── Record excerpts
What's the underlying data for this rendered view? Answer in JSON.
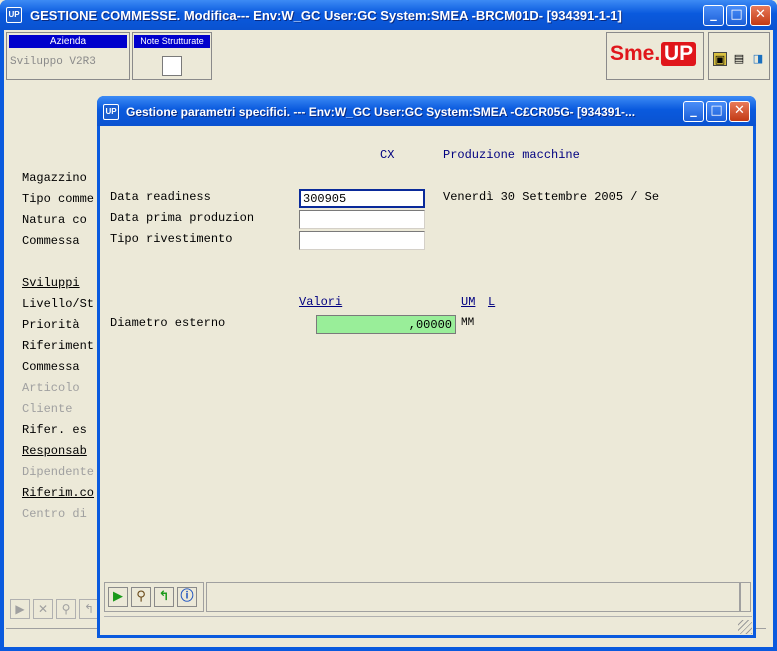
{
  "outer_window": {
    "icon": "UP",
    "title": "GESTIONE COMMESSE.  Modifica--- Env:W_GC User:GC System:SMEA -BRCM01D- [934391-1-1]",
    "azienda_header": "Azienda",
    "azienda_value": "Sviluppo V2R3",
    "note_header": "Note Strutturate",
    "logo_left": "Sme.",
    "logo_right": "UP",
    "labels": [
      {
        "text": "Magazzino",
        "style": "normal"
      },
      {
        "text": "Tipo comme",
        "style": "normal"
      },
      {
        "text": "Natura co",
        "style": "normal"
      },
      {
        "text": "Commessa",
        "style": "normal"
      },
      {
        "text": "Sviluppi",
        "style": "underline"
      },
      {
        "text": "Livello/St",
        "style": "normal"
      },
      {
        "text": "Priorità",
        "style": "normal"
      },
      {
        "text": "Riferiment",
        "style": "normal"
      },
      {
        "text": "Commessa",
        "style": "normal"
      },
      {
        "text": "Articolo",
        "style": "gray"
      },
      {
        "text": "Cliente",
        "style": "gray"
      },
      {
        "text": "Rifer. es",
        "style": "normal"
      },
      {
        "text": "Responsab",
        "style": "underline"
      },
      {
        "text": "Dipendente",
        "style": "gray"
      },
      {
        "text": "Riferim.co",
        "style": "underline"
      },
      {
        "text": "Centro di",
        "style": "gray"
      }
    ]
  },
  "dialog": {
    "icon": "UP",
    "title": "Gestione parametri specifici. --- Env:W_GC User:GC System:SMEA -C£CR05G- [934391-...",
    "code": "CX",
    "code_description": "Produzione macchine",
    "fields": {
      "data_readiness_label": "Data readiness",
      "data_readiness_value": "300905",
      "data_readiness_decoded": "Venerdì 30 Settembre 2005 / Se",
      "data_prima_label": "Data prima produzion",
      "data_prima_value": "",
      "tipo_rivestimento_label": "Tipo rivestimento",
      "tipo_rivestimento_value": ""
    },
    "values_section": {
      "valori_header": "Valori",
      "um_header": "UM",
      "l_header": "L",
      "diametro_label": "Diametro esterno",
      "diametro_value": ",00000",
      "diametro_um": "MM"
    }
  },
  "window_buttons": {
    "minimize": "_",
    "maximize": "□",
    "close": "✕"
  },
  "colors": {
    "titlebar": "#0a5ade",
    "field_green": "#99ee99",
    "azienda_header": "#0000cc",
    "logo_red": "#e0161b"
  }
}
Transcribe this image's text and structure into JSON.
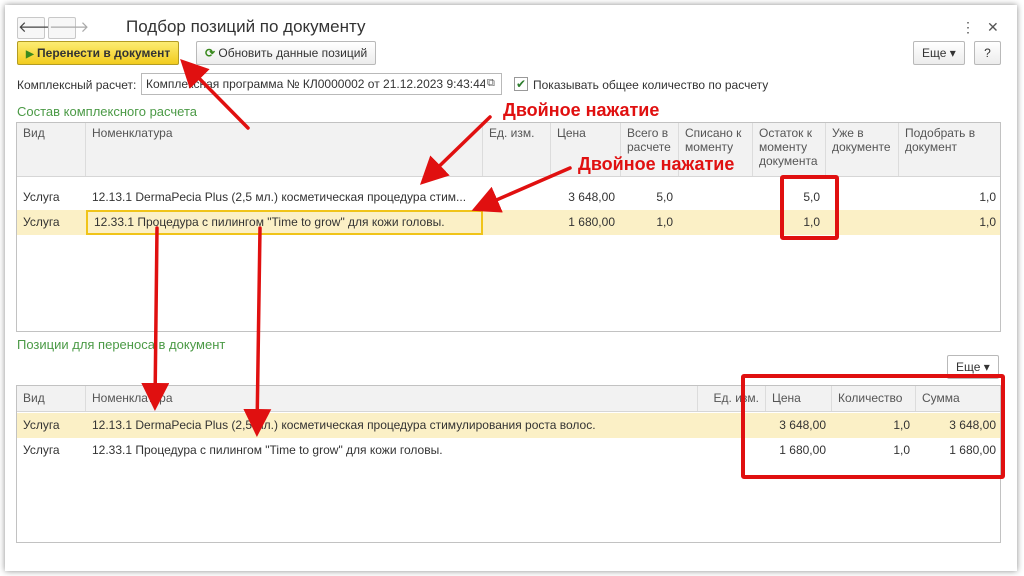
{
  "window": {
    "title": "Подбор позиций по документу",
    "back_icon": "arrow-left-icon",
    "forward_icon": "arrow-right-icon",
    "more_icon": "vertical-dots-icon",
    "close_icon": "close-icon"
  },
  "toolbar": {
    "transfer_label": "Перенести в документ",
    "refresh_label": "Обновить данные позиций",
    "more_label": "Еще ▾",
    "help_label": "?"
  },
  "complex": {
    "label": "Комплексный расчет:",
    "value": "Комплексная программа № КЛ0000002 от 21.12.2023 9:43:44",
    "show_total_label": "Показывать общее количество по расчету",
    "show_total_checked": true
  },
  "section1": {
    "title": "Состав комплексного расчета",
    "columns": [
      "Вид",
      "Номенклатура",
      "Ед. изм.",
      "Цена",
      "Всего в расчете",
      "Списано к моменту",
      "Остаток к моменту документа",
      "Уже в документе",
      "Подобрать в документ"
    ],
    "rows": [
      {
        "vid": "Услуга",
        "nom": "12.13.1 DermaPecia Plus (2,5 мл.) косметическая процедура стим...",
        "unit": "",
        "price": "3 648,00",
        "total": "5,0",
        "written": "",
        "rest": "5,0",
        "already": "",
        "pick": "1,0"
      },
      {
        "vid": "Услуга",
        "nom": "12.33.1 Процедура с пилингом \"Time to grow\" для кожи головы.",
        "unit": "",
        "price": "1 680,00",
        "total": "1,0",
        "written": "",
        "rest": "1,0",
        "already": "",
        "pick": "1,0"
      }
    ]
  },
  "section2": {
    "title": "Позиции для переноса в документ",
    "more_label": "Еще ▾",
    "columns": [
      "Вид",
      "Номенклатура",
      "Ед. изм.",
      "Цена",
      "Количество",
      "Сумма"
    ],
    "rows": [
      {
        "vid": "Услуга",
        "nom": "12.13.1 DermaPecia Plus (2,5 мл.) косметическая процедура стимулирования роста волос.",
        "unit": "",
        "price": "3 648,00",
        "qty": "1,0",
        "sum": "3 648,00"
      },
      {
        "vid": "Услуга",
        "nom": "12.33.1 Процедура с пилингом \"Time to grow\" для кожи головы.",
        "unit": "",
        "price": "1 680,00",
        "qty": "1,0",
        "sum": "1 680,00"
      }
    ]
  },
  "annotations": {
    "double_click_1": "Двойное нажатие",
    "double_click_2": "Двойное нажатие",
    "color": "#e01010"
  },
  "colors": {
    "section_title": "#4b9a46",
    "selected_row": "#fbf0c6",
    "primary_button": "#f2cc1e"
  }
}
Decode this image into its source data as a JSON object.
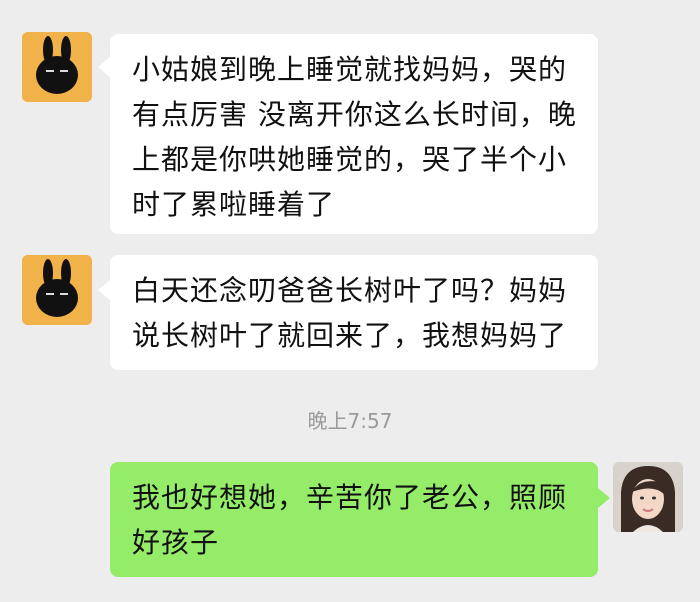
────
**Aim**
Output all of the entries verbatim, leaving out any images.

**Output for this exercise**
What's the underlying data for this rendered view? Answer in JSON.
{
  "outer_window": {
    "icon": "UP",
    "title": "GESTIONE COMMESSE.  Modifica--- Env:W_GC User:GC System:SMEA -BRCM01D- [934391-1-1]",
    "azienda_header": "Azienda",
    "azienda_value": "Sviluppo V2R3",
    "note_header": "Note Strutturate",
    "logo_left": "Sme.",
    "logo_right": "UP",
    "labels": [
      {
        "text": "Magazzino",
        "style": "normal"
      },
      {
        "text": "Tipo comme",
        "style": "normal"
      },
      {
        "text": "Natura co",
        "style": "normal"
      },
      {
        "text": "Commessa",
        "style": "normal"
      },
      {
        "text": "Sviluppi",
        "style": "underline"
      },
      {
        "text": "Livello/St",
        "style": "normal"
      },
      {
        "text": "Priorità",
        "style": "normal"
      },
      {
        "text": "Riferiment",
        "style": "normal"
      },
      {
        "text": "Commessa",
        "style": "normal"
      },
      {
        "text": "Articolo",
        "style": "gray"
      },
      {
        "text": "Cliente",
        "style": "gray"
      },
      {
        "text": "Rifer. es",
        "style": "normal"
      },
      {
        "text": "Responsab",
        "style": "underline"
      },
      {
        "text": "Dipendente",
        "style": "gray"
      },
      {
        "text": "Riferim.co",
        "style": "underline"
      },
      {
        "text": "Centro di",
        "style": "gray"
      }
    ]
  },
  "dialog": {
    "icon": "UP",
    "title": "Gestione parametri specifici. --- Env:W_GC User:GC System:SMEA -C£CR05G- [934391-...",
    "code": "CX",
    "code_description": "Produzione macchine",
    "fields": {
      "data_readiness_label": "Data readiness",
      "data_readiness_value": "300905",
      "data_readiness_decoded": "Venerdì 30 Settembre 2005 / Se",
      "data_prima_label": "Data prima produzion",
      "data_prima_value": "",
      "tipo_rivestimento_label": "Tipo rivestimento",
      "tipo_rivestimento_value": ""
    },
    "values_section": {
      "valori_header": "Valori",
      "um_header": "UM",
      "l_header": "L",
      "diametro_label": "Diametro esterno",
      "diametro_value": ",00000",
      "diametro_um": "MM"
    }
  },
  "window_buttons": {
    "minimize": "_",
    "maximize": "□",
    "close": "✕"
  },
  "colors": {
    "titlebar": "#0a5ade",
    "field_green": "#99ee99",
    "azienda_header": "#0000cc",
    "logo_red": "#e0161b"
  }
}
Transcribe this image's text and structure into JSON.
{
  "window": {
    "title": "Подбор позиций по документу",
    "back_icon": "arrow-left-icon",
    "forward_icon": "arrow-right-icon",
    "more_icon": "vertical-dots-icon",
    "close_icon": "close-icon"
  },
  "toolbar": {
    "transfer_label": "Перенести в документ",
    "refresh_label": "Обновить данные позиций",
    "more_label": "Еще ▾",
    "help_label": "?"
  },
  "complex": {
    "label": "Комплексный расчет:",
    "value": "Комплексная программа № КЛ0000002 от 21.12.2023 9:43:44",
    "show_total_label": "Показывать общее количество по расчету",
    "show_total_checked": true
  },
  "section1": {
    "title": "Состав комплексного расчета",
    "columns": [
      "Вид",
      "Номенклатура",
      "Ед. изм.",
      "Цена",
      "Всего в расчете",
      "Списано к моменту",
      "Остаток к моменту документа",
      "Уже в документе",
      "Подобрать в документ"
    ],
    "rows": [
      {
        "vid": "Услуга",
        "nom": "12.13.1 DermaPecia Plus (2,5 мл.) косметическая процедура стим...",
        "unit": "",
        "price": "3 648,00",
        "total": "5,0",
        "written": "",
        "rest": "5,0",
        "already": "",
        "pick": "1,0"
      },
      {
        "vid": "Услуга",
        "nom": "12.33.1 Процедура с пилингом \"Time to grow\" для кожи головы.",
        "unit": "",
        "price": "1 680,00",
        "total": "1,0",
        "written": "",
        "rest": "1,0",
        "already": "",
        "pick": "1,0"
      }
    ]
  },
  "section2": {
    "title": "Позиции для переноса в документ",
    "more_label": "Еще ▾",
    "columns": [
      "Вид",
      "Номенклатура",
      "Ед. изм.",
      "Цена",
      "Количество",
      "Сумма"
    ],
    "rows": [
      {
        "vid": "Услуга",
        "nom": "12.13.1 DermaPecia Plus (2,5 мл.) косметическая процедура стимулирования роста волос.",
        "unit": "",
        "price": "3 648,00",
        "qty": "1,0",
        "sum": "3 648,00"
      },
      {
        "vid": "Услуга",
        "nom": "12.33.1 Процедура с пилингом \"Time to grow\" для кожи головы.",
        "unit": "",
        "price": "1 680,00",
        "qty": "1,0",
        "sum": "1 680,00"
      }
    ]
  },
  "annotations": {
    "double_click_1": "Двойное нажатие",
    "double_click_2": "Двойное нажатие",
    "color": "#e01010"
  },
  "colors": {
    "section_title": "#4b9a46",
    "selected_row": "#fbf0c6",
    "primary_button": "#f2cc1e"
  }
}
Decode this image into its source data as a JSON object.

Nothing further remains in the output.